> **TO DO**:
Search the material for "title" and show all lines that contain it.

Records:
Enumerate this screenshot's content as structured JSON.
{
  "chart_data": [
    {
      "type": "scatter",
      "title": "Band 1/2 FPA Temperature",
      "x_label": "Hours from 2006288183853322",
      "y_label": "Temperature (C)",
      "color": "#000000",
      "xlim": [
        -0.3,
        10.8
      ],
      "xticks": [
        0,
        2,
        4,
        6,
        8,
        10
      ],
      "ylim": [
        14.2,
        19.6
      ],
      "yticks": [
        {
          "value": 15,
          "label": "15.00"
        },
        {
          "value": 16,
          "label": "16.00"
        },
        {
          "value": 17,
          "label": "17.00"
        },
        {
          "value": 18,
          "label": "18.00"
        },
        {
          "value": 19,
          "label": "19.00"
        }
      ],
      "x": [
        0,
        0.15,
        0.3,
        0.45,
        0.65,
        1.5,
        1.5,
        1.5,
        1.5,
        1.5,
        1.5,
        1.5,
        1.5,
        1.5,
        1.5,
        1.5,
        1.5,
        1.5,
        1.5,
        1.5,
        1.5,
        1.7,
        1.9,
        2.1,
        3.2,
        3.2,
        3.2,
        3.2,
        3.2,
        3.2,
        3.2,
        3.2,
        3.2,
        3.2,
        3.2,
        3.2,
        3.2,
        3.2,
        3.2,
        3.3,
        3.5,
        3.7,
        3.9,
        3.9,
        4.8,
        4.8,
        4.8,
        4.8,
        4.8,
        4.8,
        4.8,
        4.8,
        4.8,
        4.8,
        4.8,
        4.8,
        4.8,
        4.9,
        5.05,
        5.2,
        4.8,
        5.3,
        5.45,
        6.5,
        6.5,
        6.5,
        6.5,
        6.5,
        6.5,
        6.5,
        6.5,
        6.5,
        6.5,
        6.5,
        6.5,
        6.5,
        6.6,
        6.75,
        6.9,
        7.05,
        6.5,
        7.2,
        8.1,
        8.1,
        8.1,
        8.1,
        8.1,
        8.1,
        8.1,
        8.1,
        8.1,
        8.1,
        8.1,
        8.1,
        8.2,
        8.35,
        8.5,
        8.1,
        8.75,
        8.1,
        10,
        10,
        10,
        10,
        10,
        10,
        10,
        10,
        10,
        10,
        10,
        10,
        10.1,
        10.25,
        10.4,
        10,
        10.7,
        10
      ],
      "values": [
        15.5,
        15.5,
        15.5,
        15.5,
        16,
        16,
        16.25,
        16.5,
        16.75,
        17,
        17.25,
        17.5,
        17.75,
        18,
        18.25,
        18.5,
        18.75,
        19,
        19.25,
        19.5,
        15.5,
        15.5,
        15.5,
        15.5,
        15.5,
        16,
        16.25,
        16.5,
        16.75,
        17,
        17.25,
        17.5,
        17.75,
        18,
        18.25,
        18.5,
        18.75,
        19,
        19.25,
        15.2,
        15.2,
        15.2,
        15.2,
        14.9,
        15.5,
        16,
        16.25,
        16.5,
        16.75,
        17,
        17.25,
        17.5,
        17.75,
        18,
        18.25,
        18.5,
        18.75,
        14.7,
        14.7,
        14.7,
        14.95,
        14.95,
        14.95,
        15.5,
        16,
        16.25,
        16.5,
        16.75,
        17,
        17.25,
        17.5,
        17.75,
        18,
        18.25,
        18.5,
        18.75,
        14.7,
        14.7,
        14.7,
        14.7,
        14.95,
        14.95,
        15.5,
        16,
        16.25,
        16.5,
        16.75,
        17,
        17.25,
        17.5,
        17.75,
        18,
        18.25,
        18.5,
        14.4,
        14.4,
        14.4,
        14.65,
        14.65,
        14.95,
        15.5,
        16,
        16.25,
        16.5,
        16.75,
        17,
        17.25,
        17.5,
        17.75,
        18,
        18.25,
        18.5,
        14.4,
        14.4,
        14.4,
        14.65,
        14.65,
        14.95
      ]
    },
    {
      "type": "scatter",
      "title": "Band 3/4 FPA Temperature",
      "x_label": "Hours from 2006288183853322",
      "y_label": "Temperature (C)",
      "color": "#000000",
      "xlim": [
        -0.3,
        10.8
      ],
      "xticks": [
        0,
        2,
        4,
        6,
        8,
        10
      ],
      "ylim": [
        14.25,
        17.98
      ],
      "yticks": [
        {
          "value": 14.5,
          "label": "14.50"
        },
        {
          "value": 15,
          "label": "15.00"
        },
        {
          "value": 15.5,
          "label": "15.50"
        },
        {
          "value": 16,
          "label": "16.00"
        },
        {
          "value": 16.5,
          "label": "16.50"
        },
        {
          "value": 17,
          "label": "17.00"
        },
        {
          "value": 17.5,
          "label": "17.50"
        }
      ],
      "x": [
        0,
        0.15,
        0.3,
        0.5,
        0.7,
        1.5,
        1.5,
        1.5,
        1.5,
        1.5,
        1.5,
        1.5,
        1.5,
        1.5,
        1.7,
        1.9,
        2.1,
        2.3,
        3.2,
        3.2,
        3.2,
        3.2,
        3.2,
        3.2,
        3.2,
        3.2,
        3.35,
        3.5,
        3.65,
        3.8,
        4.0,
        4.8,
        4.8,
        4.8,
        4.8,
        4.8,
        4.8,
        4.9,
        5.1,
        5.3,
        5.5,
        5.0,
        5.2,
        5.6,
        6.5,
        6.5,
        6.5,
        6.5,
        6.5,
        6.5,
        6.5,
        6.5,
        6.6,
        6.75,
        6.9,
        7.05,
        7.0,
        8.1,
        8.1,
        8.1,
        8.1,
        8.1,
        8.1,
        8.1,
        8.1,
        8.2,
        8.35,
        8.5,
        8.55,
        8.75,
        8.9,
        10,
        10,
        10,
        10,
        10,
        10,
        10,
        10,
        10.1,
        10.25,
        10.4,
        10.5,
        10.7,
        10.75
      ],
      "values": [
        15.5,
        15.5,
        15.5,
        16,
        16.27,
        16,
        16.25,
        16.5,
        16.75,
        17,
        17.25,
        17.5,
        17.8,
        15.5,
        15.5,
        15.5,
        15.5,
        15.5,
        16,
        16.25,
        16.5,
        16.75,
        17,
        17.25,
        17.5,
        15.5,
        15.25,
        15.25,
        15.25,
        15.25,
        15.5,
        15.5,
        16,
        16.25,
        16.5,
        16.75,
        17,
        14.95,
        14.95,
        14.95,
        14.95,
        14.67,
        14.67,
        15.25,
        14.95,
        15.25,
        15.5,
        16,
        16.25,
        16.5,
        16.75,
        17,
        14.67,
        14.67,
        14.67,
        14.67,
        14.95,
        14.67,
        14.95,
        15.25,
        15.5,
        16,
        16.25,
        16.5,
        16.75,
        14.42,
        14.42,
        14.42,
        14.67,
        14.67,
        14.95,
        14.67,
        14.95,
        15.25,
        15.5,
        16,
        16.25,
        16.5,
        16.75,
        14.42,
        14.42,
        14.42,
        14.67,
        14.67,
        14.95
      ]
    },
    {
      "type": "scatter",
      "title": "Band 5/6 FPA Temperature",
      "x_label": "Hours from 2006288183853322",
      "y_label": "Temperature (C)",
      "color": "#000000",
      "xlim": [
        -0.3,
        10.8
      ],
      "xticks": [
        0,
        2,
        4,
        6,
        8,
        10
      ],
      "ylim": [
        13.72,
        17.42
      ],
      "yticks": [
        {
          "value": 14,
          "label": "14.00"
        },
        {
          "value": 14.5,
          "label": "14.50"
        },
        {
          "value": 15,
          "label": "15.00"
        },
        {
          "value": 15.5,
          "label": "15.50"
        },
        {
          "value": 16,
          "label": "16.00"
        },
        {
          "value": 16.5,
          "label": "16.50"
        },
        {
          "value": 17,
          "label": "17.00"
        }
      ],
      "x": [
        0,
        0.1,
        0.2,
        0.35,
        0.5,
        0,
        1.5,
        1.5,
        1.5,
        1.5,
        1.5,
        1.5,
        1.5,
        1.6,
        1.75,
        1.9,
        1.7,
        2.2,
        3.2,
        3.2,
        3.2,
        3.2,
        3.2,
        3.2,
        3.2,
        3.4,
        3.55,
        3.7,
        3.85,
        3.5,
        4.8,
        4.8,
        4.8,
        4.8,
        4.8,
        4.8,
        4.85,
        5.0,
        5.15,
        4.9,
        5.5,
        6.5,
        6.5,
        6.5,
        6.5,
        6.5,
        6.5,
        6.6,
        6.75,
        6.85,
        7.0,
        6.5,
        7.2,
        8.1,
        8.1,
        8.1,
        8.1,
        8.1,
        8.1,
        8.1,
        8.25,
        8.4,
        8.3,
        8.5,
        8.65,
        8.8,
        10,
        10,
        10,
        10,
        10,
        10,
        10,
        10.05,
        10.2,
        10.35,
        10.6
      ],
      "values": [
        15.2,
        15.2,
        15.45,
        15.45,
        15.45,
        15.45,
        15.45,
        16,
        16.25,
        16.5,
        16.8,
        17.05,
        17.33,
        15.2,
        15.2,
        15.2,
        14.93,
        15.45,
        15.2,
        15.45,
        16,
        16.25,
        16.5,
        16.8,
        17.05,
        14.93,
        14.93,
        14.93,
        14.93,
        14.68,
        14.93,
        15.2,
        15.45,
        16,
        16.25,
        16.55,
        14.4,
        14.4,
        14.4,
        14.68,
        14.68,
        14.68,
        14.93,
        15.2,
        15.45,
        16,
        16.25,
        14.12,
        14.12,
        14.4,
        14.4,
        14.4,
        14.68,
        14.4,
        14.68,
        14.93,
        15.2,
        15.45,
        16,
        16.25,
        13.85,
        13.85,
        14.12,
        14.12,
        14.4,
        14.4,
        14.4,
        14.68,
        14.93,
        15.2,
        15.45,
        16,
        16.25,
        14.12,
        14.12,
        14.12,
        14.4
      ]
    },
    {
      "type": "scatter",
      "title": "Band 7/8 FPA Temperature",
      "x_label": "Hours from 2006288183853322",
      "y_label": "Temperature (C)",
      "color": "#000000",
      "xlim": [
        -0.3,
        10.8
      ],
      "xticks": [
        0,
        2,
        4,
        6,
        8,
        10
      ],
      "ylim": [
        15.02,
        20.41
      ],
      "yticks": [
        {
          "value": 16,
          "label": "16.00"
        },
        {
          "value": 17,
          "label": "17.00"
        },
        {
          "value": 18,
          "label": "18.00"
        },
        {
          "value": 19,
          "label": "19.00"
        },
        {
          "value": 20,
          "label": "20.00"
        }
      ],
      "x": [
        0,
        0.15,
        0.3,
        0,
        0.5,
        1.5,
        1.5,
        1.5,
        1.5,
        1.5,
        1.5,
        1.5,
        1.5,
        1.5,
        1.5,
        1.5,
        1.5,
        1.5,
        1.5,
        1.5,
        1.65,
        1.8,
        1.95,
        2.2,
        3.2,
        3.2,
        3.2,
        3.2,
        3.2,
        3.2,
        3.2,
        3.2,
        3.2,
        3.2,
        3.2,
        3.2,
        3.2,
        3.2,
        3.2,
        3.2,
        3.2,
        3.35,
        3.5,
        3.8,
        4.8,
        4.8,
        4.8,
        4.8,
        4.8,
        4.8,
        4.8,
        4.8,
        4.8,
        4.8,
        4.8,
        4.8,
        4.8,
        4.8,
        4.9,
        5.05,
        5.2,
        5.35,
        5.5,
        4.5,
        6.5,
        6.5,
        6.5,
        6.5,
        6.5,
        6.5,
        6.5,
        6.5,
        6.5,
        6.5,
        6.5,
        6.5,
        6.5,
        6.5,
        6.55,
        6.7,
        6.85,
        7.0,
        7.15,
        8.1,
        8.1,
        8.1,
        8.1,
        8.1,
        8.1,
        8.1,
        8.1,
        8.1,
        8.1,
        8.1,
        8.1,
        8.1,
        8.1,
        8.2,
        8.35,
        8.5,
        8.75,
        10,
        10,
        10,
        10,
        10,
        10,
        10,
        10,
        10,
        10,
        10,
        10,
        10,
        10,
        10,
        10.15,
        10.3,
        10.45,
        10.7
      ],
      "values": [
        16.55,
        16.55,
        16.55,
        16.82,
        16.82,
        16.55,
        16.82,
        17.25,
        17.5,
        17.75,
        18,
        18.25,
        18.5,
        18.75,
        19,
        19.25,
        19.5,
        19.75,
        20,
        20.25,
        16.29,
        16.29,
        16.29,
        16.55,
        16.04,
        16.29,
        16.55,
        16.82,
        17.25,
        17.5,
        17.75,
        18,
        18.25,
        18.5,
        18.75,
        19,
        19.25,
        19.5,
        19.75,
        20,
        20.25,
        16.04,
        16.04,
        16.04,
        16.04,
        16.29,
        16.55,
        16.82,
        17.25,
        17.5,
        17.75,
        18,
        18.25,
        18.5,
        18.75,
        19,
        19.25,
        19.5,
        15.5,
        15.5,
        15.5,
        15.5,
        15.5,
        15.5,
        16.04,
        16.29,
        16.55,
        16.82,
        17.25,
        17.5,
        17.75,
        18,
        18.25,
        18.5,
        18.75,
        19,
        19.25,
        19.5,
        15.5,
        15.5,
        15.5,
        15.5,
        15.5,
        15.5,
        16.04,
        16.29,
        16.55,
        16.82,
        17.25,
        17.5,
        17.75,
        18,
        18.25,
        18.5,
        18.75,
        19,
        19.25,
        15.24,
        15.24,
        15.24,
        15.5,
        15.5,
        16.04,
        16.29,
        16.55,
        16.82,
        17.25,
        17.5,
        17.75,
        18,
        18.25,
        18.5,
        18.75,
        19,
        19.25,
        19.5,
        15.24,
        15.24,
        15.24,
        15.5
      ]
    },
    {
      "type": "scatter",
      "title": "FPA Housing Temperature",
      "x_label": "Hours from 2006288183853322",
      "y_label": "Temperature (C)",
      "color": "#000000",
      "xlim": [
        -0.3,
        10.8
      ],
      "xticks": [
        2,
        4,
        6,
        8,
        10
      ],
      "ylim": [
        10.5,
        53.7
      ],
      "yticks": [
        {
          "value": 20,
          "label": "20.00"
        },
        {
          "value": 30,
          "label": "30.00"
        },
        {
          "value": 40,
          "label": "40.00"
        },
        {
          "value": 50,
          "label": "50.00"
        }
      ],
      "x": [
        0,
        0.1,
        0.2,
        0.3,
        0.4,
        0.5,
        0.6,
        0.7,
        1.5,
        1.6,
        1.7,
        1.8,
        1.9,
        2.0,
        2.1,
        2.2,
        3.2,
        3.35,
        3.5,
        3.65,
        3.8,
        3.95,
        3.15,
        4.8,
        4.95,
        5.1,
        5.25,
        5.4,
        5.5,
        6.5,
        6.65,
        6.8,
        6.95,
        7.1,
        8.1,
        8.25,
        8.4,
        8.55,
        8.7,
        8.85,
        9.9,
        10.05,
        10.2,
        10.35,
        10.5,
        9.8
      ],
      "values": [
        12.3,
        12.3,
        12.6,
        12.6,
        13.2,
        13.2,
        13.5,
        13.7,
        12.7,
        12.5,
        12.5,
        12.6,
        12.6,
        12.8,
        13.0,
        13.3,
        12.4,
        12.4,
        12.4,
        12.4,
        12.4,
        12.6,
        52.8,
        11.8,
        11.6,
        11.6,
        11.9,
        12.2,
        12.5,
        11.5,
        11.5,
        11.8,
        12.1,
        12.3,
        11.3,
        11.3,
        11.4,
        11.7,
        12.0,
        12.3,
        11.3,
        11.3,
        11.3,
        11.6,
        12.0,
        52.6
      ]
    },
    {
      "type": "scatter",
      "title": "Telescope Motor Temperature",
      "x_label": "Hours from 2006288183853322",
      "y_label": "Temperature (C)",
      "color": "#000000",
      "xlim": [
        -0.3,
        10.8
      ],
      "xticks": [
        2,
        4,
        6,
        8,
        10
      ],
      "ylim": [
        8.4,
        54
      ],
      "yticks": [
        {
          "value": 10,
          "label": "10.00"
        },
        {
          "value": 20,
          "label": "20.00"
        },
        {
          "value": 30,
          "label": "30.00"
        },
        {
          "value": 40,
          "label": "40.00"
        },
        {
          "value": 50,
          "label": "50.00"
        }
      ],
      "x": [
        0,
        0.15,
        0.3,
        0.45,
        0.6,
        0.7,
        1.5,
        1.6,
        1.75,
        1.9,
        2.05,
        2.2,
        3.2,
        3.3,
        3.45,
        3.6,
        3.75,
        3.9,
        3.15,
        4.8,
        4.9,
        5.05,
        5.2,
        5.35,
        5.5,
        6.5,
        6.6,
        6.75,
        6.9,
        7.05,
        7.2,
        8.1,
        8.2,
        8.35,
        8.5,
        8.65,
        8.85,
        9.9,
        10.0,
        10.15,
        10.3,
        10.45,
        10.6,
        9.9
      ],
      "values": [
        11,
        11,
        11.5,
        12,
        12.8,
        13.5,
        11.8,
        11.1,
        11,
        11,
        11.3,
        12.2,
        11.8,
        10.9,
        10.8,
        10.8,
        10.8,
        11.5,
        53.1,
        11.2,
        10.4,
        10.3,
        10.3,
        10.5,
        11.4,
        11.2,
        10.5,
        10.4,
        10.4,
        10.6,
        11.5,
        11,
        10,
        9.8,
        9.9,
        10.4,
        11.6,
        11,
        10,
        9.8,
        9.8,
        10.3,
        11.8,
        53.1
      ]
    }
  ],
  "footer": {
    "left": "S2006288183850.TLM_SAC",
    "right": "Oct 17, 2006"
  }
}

> **RESPONSE TO THE TASK**:
      "title": "Band 1/2 FPA Temperature",
      "title": "Band 3/4 FPA Temperature",
      "title": "Band 5/6 FPA Temperature",
      "title": "Band 7/8 FPA Temperature",
      "title": "FPA Housing Temperature",
      "title": "Telescope Motor Temperature",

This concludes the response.